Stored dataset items
****

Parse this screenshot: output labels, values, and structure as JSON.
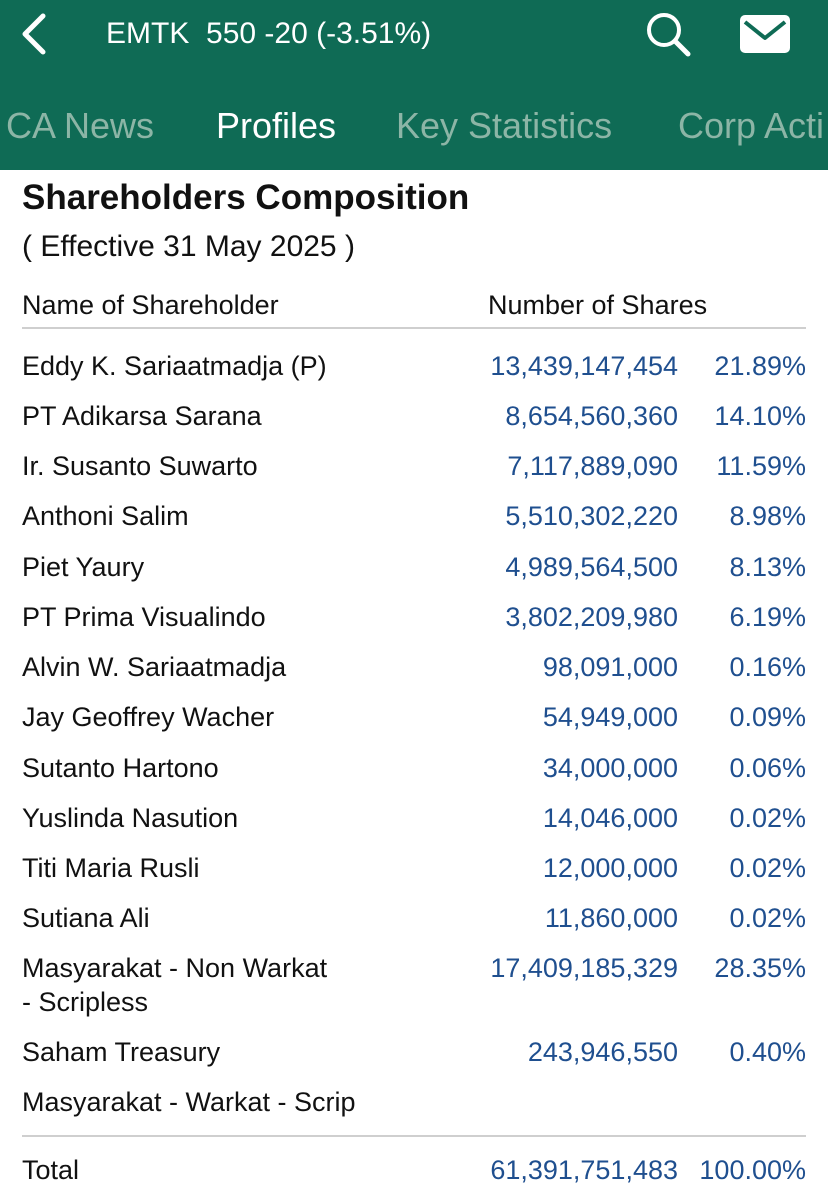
{
  "header": {
    "title": "EMTK  550 -20 (-3.51%)",
    "back_icon": "chevron-left-icon",
    "search_icon": "search-icon",
    "mail_icon": "mail-icon"
  },
  "tabs": [
    {
      "label": "CA News",
      "active": false
    },
    {
      "label": "Profiles",
      "active": true
    },
    {
      "label": "Key Statistics",
      "active": false
    },
    {
      "label": "Corp Acti",
      "active": false
    }
  ],
  "section": {
    "title": "Shareholders Composition",
    "effective": "( Effective 31 May 2025 )"
  },
  "columns": {
    "name": "Name of Shareholder",
    "shares": "Number of Shares"
  },
  "rows": [
    {
      "name": [
        "Eddy K. Sariaatmadja (P)"
      ],
      "shares": "13,439,147,454",
      "pct": "21.89%"
    },
    {
      "name": [
        "PT Adikarsa Sarana"
      ],
      "shares": "8,654,560,360",
      "pct": "14.10%"
    },
    {
      "name": [
        "Ir. Susanto Suwarto"
      ],
      "shares": "7,117,889,090",
      "pct": "11.59%"
    },
    {
      "name": [
        "Anthoni Salim"
      ],
      "shares": "5,510,302,220",
      "pct": "8.98%"
    },
    {
      "name": [
        "Piet Yaury"
      ],
      "shares": "4,989,564,500",
      "pct": "8.13%"
    },
    {
      "name": [
        "PT Prima Visualindo"
      ],
      "shares": "3,802,209,980",
      "pct": "6.19%"
    },
    {
      "name": [
        "Alvin W. Sariaatmadja"
      ],
      "shares": "98,091,000",
      "pct": "0.16%"
    },
    {
      "name": [
        "Jay Geoffrey Wacher"
      ],
      "shares": "54,949,000",
      "pct": "0.09%"
    },
    {
      "name": [
        "Sutanto Hartono"
      ],
      "shares": "34,000,000",
      "pct": "0.06%"
    },
    {
      "name": [
        "Yuslinda Nasution"
      ],
      "shares": "14,046,000",
      "pct": "0.02%"
    },
    {
      "name": [
        "Titi Maria Rusli"
      ],
      "shares": "12,000,000",
      "pct": "0.02%"
    },
    {
      "name": [
        "Sutiana Ali"
      ],
      "shares": "11,860,000",
      "pct": "0.02%"
    },
    {
      "name": [
        "Masyarakat - Non Warkat",
        "- Scripless"
      ],
      "shares": "17,409,185,329",
      "pct": "28.35%"
    },
    {
      "name": [
        "Saham Treasury"
      ],
      "shares": "243,946,550",
      "pct": "0.40%"
    },
    {
      "name": [
        "Masyarakat - Warkat - Scrip"
      ],
      "shares": "",
      "pct": ""
    }
  ],
  "total": {
    "label": "Total",
    "shares": "61,391,751,483",
    "pct": "100.00%"
  },
  "colors": {
    "header_bg": "#0f6b55",
    "tab_inactive": "#8cb5a6",
    "value_blue": "#1f4f8f"
  }
}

****

*TO DO:* Show every line of the listing in which the string "Warkat" can be found.

*ANSWER TO THE TASK:*
        "Masyarakat - Non Warkat",
        "Masyarakat - Warkat - Scrip"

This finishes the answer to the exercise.